━━━ MATERIAL FOR THIS TASK ━━━

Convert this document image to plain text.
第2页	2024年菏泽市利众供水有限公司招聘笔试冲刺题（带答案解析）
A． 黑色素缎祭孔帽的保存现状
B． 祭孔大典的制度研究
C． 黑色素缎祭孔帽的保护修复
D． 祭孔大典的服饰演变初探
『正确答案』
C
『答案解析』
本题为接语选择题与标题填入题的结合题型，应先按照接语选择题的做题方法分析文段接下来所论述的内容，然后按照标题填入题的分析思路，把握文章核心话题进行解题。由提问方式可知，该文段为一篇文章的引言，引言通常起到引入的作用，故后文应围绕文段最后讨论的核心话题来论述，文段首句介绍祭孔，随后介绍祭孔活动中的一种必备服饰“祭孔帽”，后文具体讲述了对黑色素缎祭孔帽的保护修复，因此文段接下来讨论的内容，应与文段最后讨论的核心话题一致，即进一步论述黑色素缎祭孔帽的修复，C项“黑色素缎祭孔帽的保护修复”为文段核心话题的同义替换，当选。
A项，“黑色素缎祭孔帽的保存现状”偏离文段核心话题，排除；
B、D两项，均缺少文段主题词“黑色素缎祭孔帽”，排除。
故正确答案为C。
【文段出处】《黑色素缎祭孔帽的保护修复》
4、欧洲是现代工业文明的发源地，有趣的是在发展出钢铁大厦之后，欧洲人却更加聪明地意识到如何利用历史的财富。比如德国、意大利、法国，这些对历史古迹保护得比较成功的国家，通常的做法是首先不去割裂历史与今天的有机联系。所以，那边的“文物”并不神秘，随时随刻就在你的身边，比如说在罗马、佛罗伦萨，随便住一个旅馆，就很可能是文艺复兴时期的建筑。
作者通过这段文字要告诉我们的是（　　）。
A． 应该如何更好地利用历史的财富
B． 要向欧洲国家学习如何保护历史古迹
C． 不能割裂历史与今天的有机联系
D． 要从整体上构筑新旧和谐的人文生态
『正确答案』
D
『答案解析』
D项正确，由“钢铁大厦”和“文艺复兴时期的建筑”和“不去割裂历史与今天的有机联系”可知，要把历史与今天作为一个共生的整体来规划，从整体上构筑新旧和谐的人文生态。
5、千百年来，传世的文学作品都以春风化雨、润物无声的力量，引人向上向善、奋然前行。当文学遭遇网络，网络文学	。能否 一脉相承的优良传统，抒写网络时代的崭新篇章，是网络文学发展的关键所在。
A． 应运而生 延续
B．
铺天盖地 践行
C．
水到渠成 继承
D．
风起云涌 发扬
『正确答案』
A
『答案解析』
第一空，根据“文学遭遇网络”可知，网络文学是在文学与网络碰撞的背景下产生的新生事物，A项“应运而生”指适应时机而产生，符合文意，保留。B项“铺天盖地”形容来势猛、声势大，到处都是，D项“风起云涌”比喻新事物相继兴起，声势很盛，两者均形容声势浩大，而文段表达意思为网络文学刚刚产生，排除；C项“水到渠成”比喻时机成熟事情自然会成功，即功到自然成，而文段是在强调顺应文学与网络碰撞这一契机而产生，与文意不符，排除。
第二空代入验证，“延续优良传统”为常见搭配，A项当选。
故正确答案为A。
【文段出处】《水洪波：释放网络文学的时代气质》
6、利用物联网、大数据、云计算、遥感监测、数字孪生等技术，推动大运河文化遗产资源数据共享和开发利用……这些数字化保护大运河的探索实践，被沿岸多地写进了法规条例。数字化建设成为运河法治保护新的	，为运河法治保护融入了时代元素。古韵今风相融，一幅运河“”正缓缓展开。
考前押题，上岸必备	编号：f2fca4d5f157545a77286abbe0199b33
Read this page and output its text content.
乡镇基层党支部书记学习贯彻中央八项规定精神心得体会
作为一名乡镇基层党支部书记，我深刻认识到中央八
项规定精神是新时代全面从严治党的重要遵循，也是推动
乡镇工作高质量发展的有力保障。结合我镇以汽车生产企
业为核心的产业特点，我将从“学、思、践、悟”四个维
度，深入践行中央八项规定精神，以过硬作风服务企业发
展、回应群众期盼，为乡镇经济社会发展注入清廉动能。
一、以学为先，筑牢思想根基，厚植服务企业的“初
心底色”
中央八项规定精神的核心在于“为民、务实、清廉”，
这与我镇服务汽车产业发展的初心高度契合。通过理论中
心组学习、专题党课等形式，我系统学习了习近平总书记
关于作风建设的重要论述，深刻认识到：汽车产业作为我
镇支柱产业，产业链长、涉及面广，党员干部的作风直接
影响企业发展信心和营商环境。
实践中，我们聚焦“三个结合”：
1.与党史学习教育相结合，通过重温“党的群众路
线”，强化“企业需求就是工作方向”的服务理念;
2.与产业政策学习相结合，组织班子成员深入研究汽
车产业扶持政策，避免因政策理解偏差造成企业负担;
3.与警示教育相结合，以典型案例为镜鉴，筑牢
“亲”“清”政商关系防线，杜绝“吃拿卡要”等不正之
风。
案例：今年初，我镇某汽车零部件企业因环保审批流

━━━

■ **WORK REQUIRED**: Write out every record shown above, word for word.

■ **WRITTEN REPLY**:
Convert this document image to plain text.
第2页	2024年菏泽市利众供水有限公司招聘笔试冲刺题（带答案解析）
A． 黑色素缎祭孔帽的保存现状
B． 祭孔大典的制度研究
C． 黑色素缎祭孔帽的保护修复
D． 祭孔大典的服饰演变初探
『正确答案』
C
『答案解析』
本题为接语选择题与标题填入题的结合题型，应先按照接语选择题的做题方法分析文段接下来所论述的内容，然后按照标题填入题的分析思路，把握文章核心话题进行解题。由提问方式可知，该文段为一篇文章的引言，引言通常起到引入的作用，故后文应围绕文段最后讨论的核心话题来论述，文段首句介绍祭孔，随后介绍祭孔活动中的一种必备服饰“祭孔帽”，后文具体讲述了对黑色素缎祭孔帽的保护修复，因此文段接下来讨论的内容，应与文段最后讨论的核心话题一致，即进一步论述黑色素缎祭孔帽的修复，C项“黑色素缎祭孔帽的保护修复”为文段核心话题的同义替换，当选。
A项，“黑色素缎祭孔帽的保存现状”偏离文段核心话题，排除；
B、D两项，均缺少文段主题词“黑色素缎祭孔帽”，排除。
故正确答案为C。
【文段出处】《黑色素缎祭孔帽的保护修复》
4、欧洲是现代工业文明的发源地，有趣的是在发展出钢铁大厦之后，欧洲人却更加聪明地意识到如何利用历史的财富。比如德国、意大利、法国，这些对历史古迹保护得比较成功的国家，通常的做法是首先不去割裂历史与今天的有机联系。所以，那边的“文物”并不神秘，随时随刻就在你的身边，比如说在罗马、佛罗伦萨，随便住一个旅馆，就很可能是文艺复兴时期的建筑。
作者通过这段文字要告诉我们的是（　　）。
A． 应该如何更好地利用历史的财富
B． 要向欧洲国家学习如何保护历史古迹
C． 不能割裂历史与今天的有机联系
D． 要从整体上构筑新旧和谐的人文生态
『正确答案』
D
『答案解析』
D项正确，由“钢铁大厦”和“文艺复兴时期的建筑”和“不去割裂历史与今天的有机联系”可知，要把历史与今天作为一个共生的整体来规划，从整体上构筑新旧和谐的人文生态。
5、千百年来，传世的文学作品都以春风化雨、润物无声的力量，引人向上向善、奋然前行。当文学遭遇网络，网络文学	。能否 一脉相承的优良传统，抒写网络时代的崭新篇章，是网络文学发展的关键所在。
A． 应运而生 延续
B．
铺天盖地 践行
C．
水到渠成 继承
D．
风起云涌 发扬
『正确答案』
A
『答案解析』
第一空，根据“文学遭遇网络”可知，网络文学是在文学与网络碰撞的背景下产生的新生事物，A项“应运而生”指适应时机而产生，符合文意，保留。B项“铺天盖地”形容来势猛、声势大，到处都是，D项“风起云涌”比喻新事物相继兴起，声势很盛，两者均形容声势浩大，而文段表达意思为网络文学刚刚产生，排除；C项“水到渠成”比喻时机成熟事情自然会成功，即功到自然成，而文段是在强调顺应文学与网络碰撞这一契机而产生，与文意不符，排除。
第二空代入验证，“延续优良传统”为常见搭配，A项当选。
故正确答案为A。
【文段出处】《水洪波：释放网络文学的时代气质》
6、利用物联网、大数据、云计算、遥感监测、数字孪生等技术，推动大运河文化遗产资源数据共享和开发利用……这些数字化保护大运河的探索实践，被沿岸多地写进了法规条例。数字化建设成为运河法治保护新的	，为运河法治保护融入了时代元素。古韵今风相融，一幅运河“”正缓缓展开。
考前押题，上岸必备	编号：f2fca4d5f157545a77286abbe0199b33
Read this page and output its text content.
乡镇基层党支部书记学习贯彻中央八项规定精神心得体会
作为一名乡镇基层党支部书记，我深刻认识到中央八
项规定精神是新时代全面从严治党的重要遵循，也是推动
乡镇工作高质量发展的有力保障。结合我镇以汽车生产企
业为核心的产业特点，我将从“学、思、践、悟”四个维
度，深入践行中央八项规定精神，以过硬作风服务企业发
展、回应群众期盼，为乡镇经济社会发展注入清廉动能。
一、以学为先，筑牢思想根基，厚植服务企业的“初
心底色”
中央八项规定精神的核心在于“为民、务实、清廉”，
这与我镇服务汽车产业发展的初心高度契合。通过理论中
心组学习、专题党课等形式，我系统学习了习近平总书记
关于作风建设的重要论述，深刻认识到：汽车产业作为我
镇支柱产业，产业链长、涉及面广，党员干部的作风直接
影响企业发展信心和营商环境。
实践中，我们聚焦“三个结合”：
1.与党史学习教育相结合，通过重温“党的群众路
线”，强化“企业需求就是工作方向”的服务理念;
2.与产业政策学习相结合，组织班子成员深入研究汽
车产业扶持政策，避免因政策理解偏差造成企业负担;
3.与警示教育相结合，以典型案例为镜鉴，筑牢
“亲”“清”政商关系防线，杜绝“吃拿卡要”等不正之
风。
案例：今年初，我镇某汽车零部件企业因环保审批流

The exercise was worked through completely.